Reply with one number only: the count of lines below that contain the word "stitch".

*Supplied records*.
────

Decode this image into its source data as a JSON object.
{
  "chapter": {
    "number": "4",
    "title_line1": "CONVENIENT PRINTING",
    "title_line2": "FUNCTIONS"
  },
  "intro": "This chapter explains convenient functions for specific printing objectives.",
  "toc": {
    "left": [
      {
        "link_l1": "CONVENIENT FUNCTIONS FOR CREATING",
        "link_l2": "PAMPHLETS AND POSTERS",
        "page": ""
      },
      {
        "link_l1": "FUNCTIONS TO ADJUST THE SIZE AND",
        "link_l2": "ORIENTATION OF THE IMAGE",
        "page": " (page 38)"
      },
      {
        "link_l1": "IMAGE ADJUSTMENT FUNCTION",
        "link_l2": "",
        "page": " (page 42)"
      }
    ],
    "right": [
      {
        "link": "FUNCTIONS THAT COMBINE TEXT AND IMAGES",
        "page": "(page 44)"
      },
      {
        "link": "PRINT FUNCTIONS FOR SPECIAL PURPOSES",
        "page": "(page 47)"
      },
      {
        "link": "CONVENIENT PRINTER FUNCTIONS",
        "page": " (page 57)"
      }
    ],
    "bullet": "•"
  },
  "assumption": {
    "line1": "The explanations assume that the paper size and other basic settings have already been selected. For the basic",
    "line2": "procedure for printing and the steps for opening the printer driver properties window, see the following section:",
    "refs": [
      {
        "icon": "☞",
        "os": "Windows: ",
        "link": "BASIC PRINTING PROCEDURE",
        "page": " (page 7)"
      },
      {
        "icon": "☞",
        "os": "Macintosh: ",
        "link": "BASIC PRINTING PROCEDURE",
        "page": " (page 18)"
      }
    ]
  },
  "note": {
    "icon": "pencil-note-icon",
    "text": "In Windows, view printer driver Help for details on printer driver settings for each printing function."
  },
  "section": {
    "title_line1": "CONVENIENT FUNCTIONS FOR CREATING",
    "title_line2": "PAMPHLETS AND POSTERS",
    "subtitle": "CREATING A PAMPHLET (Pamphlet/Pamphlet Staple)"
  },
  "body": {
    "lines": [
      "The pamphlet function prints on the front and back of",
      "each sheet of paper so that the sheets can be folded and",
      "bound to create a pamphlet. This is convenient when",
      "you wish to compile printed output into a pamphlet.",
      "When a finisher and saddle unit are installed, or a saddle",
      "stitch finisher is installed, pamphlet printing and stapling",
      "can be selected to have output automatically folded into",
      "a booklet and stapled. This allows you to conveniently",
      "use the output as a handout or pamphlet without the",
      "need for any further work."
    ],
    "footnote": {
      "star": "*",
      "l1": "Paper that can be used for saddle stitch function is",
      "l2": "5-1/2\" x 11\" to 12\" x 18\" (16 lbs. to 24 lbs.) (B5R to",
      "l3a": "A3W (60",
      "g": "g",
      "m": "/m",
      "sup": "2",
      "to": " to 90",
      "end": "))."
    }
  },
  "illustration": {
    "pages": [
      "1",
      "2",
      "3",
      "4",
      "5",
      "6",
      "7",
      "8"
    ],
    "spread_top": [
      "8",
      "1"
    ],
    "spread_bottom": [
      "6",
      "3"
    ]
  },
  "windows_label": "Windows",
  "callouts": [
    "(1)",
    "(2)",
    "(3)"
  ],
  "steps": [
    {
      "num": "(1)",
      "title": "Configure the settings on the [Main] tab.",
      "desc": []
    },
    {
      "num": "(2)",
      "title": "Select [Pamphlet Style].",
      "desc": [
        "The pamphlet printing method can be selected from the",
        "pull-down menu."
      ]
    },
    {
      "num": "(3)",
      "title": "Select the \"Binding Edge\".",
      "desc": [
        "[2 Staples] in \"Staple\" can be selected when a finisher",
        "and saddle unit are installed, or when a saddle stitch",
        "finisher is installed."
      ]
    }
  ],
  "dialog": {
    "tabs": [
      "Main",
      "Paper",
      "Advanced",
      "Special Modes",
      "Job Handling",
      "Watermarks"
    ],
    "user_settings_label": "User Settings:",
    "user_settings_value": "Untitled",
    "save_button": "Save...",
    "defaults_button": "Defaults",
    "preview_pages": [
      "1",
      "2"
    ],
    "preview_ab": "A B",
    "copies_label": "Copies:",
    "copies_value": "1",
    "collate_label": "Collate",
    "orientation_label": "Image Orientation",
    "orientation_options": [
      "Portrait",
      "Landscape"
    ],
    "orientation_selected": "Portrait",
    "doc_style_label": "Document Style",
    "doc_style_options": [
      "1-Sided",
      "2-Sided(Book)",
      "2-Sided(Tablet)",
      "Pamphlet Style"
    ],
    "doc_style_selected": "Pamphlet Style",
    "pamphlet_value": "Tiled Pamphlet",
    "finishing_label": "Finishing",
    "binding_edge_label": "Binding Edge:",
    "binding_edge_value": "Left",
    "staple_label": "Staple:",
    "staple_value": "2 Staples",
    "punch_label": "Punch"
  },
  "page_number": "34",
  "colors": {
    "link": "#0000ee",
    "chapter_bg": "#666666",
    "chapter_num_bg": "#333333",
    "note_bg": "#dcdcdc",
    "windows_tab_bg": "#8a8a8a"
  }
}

────

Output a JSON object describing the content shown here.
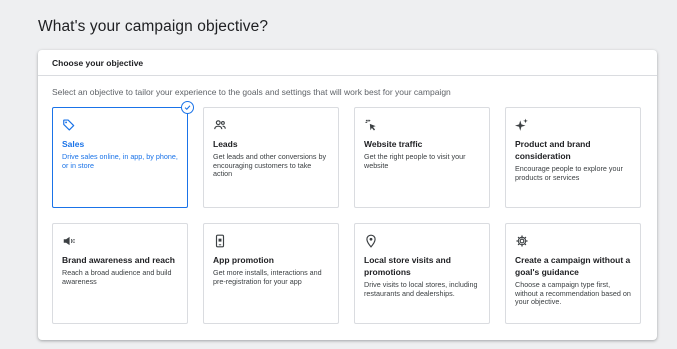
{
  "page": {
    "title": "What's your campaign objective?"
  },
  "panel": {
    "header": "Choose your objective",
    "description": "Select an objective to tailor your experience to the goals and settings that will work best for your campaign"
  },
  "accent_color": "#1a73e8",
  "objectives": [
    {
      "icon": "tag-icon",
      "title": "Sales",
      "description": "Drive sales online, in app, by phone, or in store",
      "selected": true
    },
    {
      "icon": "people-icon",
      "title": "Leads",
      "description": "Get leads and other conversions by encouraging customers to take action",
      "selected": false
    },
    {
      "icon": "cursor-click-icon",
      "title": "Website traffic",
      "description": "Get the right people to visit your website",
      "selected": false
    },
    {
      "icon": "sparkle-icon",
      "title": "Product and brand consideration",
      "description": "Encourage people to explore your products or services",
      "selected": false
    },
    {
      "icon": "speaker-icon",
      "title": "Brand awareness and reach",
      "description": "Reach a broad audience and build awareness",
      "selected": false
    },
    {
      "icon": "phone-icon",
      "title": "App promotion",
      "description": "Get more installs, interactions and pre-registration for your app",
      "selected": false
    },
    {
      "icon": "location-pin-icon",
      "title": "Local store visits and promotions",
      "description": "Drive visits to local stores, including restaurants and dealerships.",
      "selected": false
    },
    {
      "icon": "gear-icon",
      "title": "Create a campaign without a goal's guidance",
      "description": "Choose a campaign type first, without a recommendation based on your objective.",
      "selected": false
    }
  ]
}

────

*Problem solution*. 3